#### [Set task]
Retype all of the entries word for word.

[Data records]

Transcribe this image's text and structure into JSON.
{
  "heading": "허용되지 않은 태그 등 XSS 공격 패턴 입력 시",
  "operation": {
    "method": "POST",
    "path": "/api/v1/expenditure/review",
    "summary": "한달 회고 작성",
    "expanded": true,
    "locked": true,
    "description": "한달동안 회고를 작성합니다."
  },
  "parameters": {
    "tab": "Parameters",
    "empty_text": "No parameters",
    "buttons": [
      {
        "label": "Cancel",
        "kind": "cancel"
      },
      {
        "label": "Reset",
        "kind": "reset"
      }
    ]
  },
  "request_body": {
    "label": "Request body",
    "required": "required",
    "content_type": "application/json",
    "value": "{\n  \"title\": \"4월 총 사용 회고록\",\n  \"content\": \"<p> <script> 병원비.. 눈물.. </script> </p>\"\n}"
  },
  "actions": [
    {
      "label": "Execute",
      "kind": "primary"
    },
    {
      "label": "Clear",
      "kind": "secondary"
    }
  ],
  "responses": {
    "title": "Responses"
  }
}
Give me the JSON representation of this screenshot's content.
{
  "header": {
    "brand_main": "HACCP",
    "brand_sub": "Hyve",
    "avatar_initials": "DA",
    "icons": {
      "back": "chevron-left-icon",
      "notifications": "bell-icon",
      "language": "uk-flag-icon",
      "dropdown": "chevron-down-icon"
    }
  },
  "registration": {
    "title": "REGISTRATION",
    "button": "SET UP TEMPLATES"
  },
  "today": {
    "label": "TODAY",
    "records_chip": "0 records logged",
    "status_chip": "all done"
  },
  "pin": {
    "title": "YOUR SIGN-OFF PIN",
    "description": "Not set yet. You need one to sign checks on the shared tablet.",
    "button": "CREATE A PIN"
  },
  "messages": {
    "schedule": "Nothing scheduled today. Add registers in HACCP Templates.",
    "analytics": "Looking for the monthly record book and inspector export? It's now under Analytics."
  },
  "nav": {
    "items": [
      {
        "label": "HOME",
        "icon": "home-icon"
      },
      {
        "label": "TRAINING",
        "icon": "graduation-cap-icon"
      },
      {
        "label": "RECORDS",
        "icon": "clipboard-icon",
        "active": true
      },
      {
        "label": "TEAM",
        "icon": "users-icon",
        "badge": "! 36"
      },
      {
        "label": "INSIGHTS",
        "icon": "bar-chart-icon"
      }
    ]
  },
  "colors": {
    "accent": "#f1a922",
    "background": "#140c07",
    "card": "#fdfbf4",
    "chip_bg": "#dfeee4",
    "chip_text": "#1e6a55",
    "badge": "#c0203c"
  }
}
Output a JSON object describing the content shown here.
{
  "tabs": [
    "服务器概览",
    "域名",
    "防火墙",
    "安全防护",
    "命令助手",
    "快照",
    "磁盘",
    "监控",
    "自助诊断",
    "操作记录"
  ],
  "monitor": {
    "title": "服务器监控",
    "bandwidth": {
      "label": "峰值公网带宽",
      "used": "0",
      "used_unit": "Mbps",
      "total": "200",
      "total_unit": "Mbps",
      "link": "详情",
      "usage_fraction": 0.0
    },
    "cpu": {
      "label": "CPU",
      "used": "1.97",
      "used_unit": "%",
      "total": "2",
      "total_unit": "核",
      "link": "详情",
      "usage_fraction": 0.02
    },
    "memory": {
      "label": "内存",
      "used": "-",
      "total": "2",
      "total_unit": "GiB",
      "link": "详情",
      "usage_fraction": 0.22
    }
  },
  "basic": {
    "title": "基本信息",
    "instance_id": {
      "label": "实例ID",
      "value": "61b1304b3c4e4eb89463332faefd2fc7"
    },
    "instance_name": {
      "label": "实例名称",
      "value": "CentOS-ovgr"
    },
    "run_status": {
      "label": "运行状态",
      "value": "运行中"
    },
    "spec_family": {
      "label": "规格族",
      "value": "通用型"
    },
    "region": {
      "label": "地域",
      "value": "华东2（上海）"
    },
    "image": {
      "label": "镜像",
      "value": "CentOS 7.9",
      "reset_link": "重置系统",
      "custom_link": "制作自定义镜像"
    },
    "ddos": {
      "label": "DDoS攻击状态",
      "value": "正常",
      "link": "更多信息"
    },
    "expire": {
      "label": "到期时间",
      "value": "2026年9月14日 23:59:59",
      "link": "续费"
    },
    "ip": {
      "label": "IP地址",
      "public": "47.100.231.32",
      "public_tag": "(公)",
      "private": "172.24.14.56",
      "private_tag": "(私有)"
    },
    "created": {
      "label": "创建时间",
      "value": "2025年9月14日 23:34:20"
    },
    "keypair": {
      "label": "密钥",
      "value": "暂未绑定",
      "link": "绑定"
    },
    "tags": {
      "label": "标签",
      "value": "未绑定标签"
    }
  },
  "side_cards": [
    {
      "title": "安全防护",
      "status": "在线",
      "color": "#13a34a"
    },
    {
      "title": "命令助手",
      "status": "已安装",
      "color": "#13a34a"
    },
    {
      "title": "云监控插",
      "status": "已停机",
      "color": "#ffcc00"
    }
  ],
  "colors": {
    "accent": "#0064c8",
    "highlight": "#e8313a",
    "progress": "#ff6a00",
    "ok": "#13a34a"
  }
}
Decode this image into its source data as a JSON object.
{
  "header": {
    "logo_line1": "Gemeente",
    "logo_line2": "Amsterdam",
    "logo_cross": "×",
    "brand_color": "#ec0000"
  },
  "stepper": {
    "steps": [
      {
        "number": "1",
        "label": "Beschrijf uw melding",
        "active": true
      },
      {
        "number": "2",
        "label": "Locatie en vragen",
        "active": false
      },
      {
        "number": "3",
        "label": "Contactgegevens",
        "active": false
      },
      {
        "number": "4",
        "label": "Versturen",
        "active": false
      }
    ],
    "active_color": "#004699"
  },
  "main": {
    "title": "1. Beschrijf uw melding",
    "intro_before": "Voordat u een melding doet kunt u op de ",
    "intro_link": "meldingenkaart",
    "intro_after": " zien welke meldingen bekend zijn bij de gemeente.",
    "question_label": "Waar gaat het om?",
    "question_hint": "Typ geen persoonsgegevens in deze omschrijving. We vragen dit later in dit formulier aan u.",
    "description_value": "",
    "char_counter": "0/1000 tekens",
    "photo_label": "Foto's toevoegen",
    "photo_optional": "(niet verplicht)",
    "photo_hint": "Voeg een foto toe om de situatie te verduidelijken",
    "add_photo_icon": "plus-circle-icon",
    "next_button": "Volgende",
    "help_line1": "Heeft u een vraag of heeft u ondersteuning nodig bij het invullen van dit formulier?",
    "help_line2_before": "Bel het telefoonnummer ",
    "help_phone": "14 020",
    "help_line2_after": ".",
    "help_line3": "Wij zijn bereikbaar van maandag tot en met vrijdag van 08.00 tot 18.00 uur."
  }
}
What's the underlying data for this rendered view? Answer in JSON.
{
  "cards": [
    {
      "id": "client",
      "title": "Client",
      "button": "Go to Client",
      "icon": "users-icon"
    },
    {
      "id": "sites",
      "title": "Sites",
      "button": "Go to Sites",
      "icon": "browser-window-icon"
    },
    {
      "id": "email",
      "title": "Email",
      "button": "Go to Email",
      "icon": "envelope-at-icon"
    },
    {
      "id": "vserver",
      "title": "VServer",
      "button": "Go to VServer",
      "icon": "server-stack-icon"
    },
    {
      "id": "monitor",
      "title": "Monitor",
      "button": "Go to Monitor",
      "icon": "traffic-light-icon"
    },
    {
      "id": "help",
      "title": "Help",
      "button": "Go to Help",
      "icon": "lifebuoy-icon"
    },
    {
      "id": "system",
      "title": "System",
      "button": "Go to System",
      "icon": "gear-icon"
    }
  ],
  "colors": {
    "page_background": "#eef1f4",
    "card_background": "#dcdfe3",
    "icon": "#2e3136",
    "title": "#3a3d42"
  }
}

#### [Correct response]
Transcribe this image's text and structure into JSON.
{
  "heading": "허용되지 않은 태그 등 XSS 공격 패턴 입력 시",
  "operation": {
    "method": "POST",
    "path": "/api/v1/expenditure/review",
    "summary": "한달 회고 작성",
    "expanded": true,
    "locked": true,
    "description": "한달동안 회고를 작성합니다."
  },
  "parameters": {
    "tab": "Parameters",
    "empty_text": "No parameters",
    "buttons": [
      {
        "label": "Cancel",
        "kind": "cancel"
      },
      {
        "label": "Reset",
        "kind": "reset"
      }
    ]
  },
  "request_body": {
    "label": "Request body",
    "required": "required",
    "content_type": "application/json",
    "value": "{\n  \"title\": \"4월 총 사용 회고록\",\n  \"content\": \"<p> <script> 병원비.. 눈물.. </script> </p>\"\n}"
  },
  "actions": [
    {
      "label": "Execute",
      "kind": "primary"
    },
    {
      "label": "Clear",
      "kind": "secondary"
    }
  ],
  "responses": {
    "title": "Responses"
  }
}
Give me the JSON representation of this screenshot's content.
{
  "header": {
    "brand_main": "HACCP",
    "brand_sub": "Hyve",
    "avatar_initials": "DA",
    "icons": {
      "back": "chevron-left-icon",
      "notifications": "bell-icon",
      "language": "uk-flag-icon",
      "dropdown": "chevron-down-icon"
    }
  },
  "registration": {
    "title": "REGISTRATION",
    "button": "SET UP TEMPLATES"
  },
  "today": {
    "label": "TODAY",
    "records_chip": "0 records logged",
    "status_chip": "all done"
  },
  "pin": {
    "title": "YOUR SIGN-OFF PIN",
    "description": "Not set yet. You need one to sign checks on the shared tablet.",
    "button": "CREATE A PIN"
  },
  "messages": {
    "schedule": "Nothing scheduled today. Add registers in HACCP Templates.",
    "analytics": "Looking for the monthly record book and inspector export? It's now under Analytics."
  },
  "nav": {
    "items": [
      {
        "label": "HOME",
        "icon": "home-icon"
      },
      {
        "label": "TRAINING",
        "icon": "graduation-cap-icon"
      },
      {
        "label": "RECORDS",
        "icon": "clipboard-icon",
        "active": true
      },
      {
        "label": "TEAM",
        "icon": "users-icon",
        "badge": "! 36"
      },
      {
        "label": "INSIGHTS",
        "icon": "bar-chart-icon"
      }
    ]
  },
  "colors": {
    "accent": "#f1a922",
    "background": "#140c07",
    "card": "#fdfbf4",
    "chip_bg": "#dfeee4",
    "chip_text": "#1e6a55",
    "badge": "#c0203c"
  }
}
Output a JSON object describing the content shown here.
{
  "tabs": [
    "服务器概览",
    "域名",
    "防火墙",
    "安全防护",
    "命令助手",
    "快照",
    "磁盘",
    "监控",
    "自助诊断",
    "操作记录"
  ],
  "monitor": {
    "title": "服务器监控",
    "bandwidth": {
      "label": "峰值公网带宽",
      "used": "0",
      "used_unit": "Mbps",
      "total": "200",
      "total_unit": "Mbps",
      "link": "详情",
      "usage_fraction": 0.0
    },
    "cpu": {
      "label": "CPU",
      "used": "1.97",
      "used_unit": "%",
      "total": "2",
      "total_unit": "核",
      "link": "详情",
      "usage_fraction": 0.02
    },
    "memory": {
      "label": "内存",
      "used": "-",
      "total": "2",
      "total_unit": "GiB",
      "link": "详情",
      "usage_fraction": 0.22
    }
  },
  "basic": {
    "title": "基本信息",
    "instance_id": {
      "label": "实例ID",
      "value": "61b1304b3c4e4eb89463332faefd2fc7"
    },
    "instance_name": {
      "label": "实例名称",
      "value": "CentOS-ovgr"
    },
    "run_status": {
      "label": "运行状态",
      "value": "运行中"
    },
    "spec_family": {
      "label": "规格族",
      "value": "通用型"
    },
    "region": {
      "label": "地域",
      "value": "华东2（上海）"
    },
    "image": {
      "label": "镜像",
      "value": "CentOS 7.9",
      "reset_link": "重置系统",
      "custom_link": "制作自定义镜像"
    },
    "ddos": {
      "label": "DDoS攻击状态",
      "value": "正常",
      "link": "更多信息"
    },
    "expire": {
      "label": "到期时间",
      "value": "2026年9月14日 23:59:59",
      "link": "续费"
    },
    "ip": {
      "label": "IP地址",
      "public": "47.100.231.32",
      "public_tag": "(公)",
      "private": "172.24.14.56",
      "private_tag": "(私有)"
    },
    "created": {
      "label": "创建时间",
      "value": "2025年9月14日 23:34:20"
    },
    "keypair": {
      "label": "密钥",
      "value": "暂未绑定",
      "link": "绑定"
    },
    "tags": {
      "label": "标签",
      "value": "未绑定标签"
    }
  },
  "side_cards": [
    {
      "title": "安全防护",
      "status": "在线",
      "color": "#13a34a"
    },
    {
      "title": "命令助手",
      "status": "已安装",
      "color": "#13a34a"
    },
    {
      "title": "云监控插",
      "status": "已停机",
      "color": "#ffcc00"
    }
  ],
  "colors": {
    "accent": "#0064c8",
    "highlight": "#e8313a",
    "progress": "#ff6a00",
    "ok": "#13a34a"
  }
}
Decode this image into its source data as a JSON object.
{
  "header": {
    "logo_line1": "Gemeente",
    "logo_line2": "Amsterdam",
    "logo_cross": "×",
    "brand_color": "#ec0000"
  },
  "stepper": {
    "steps": [
      {
        "number": "1",
        "label": "Beschrijf uw melding",
        "active": true
      },
      {
        "number": "2",
        "label": "Locatie en vragen",
        "active": false
      },
      {
        "number": "3",
        "label": "Contactgegevens",
        "active": false
      },
      {
        "number": "4",
        "label": "Versturen",
        "active": false
      }
    ],
    "active_color": "#004699"
  },
  "main": {
    "title": "1. Beschrijf uw melding",
    "intro_before": "Voordat u een melding doet kunt u op de ",
    "intro_link": "meldingenkaart",
    "intro_after": " zien welke meldingen bekend zijn bij de gemeente.",
    "question_label": "Waar gaat het om?",
    "question_hint": "Typ geen persoonsgegevens in deze omschrijving. We vragen dit later in dit formulier aan u.",
    "description_value": "",
    "char_counter": "0/1000 tekens",
    "photo_label": "Foto's toevoegen",
    "photo_optional": "(niet verplicht)",
    "photo_hint": "Voeg een foto toe om de situatie te verduidelijken",
    "add_photo_icon": "plus-circle-icon",
    "next_button": "Volgende",
    "help_line1": "Heeft u een vraag of heeft u ondersteuning nodig bij het invullen van dit formulier?",
    "help_line2_before": "Bel het telefoonnummer ",
    "help_phone": "14 020",
    "help_line2_after": ".",
    "help_line3": "Wij zijn bereikbaar van maandag tot en met vrijdag van 08.00 tot 18.00 uur."
  }
}
What's the underlying data for this rendered view? Answer in JSON.
{
  "cards": [
    {
      "id": "client",
      "title": "Client",
      "button": "Go to Client",
      "icon": "users-icon"
    },
    {
      "id": "sites",
      "title": "Sites",
      "button": "Go to Sites",
      "icon": "browser-window-icon"
    },
    {
      "id": "email",
      "title": "Email",
      "button": "Go to Email",
      "icon": "envelope-at-icon"
    },
    {
      "id": "vserver",
      "title": "VServer",
      "button": "Go to VServer",
      "icon": "server-stack-icon"
    },
    {
      "id": "monitor",
      "title": "Monitor",
      "button": "Go to Monitor",
      "icon": "traffic-light-icon"
    },
    {
      "id": "help",
      "title": "Help",
      "button": "Go to Help",
      "icon": "lifebuoy-icon"
    },
    {
      "id": "system",
      "title": "System",
      "button": "Go to System",
      "icon": "gear-icon"
    }
  ],
  "colors": {
    "page_background": "#eef1f4",
    "card_background": "#dcdfe3",
    "icon": "#2e3136",
    "title": "#3a3d42"
  }
}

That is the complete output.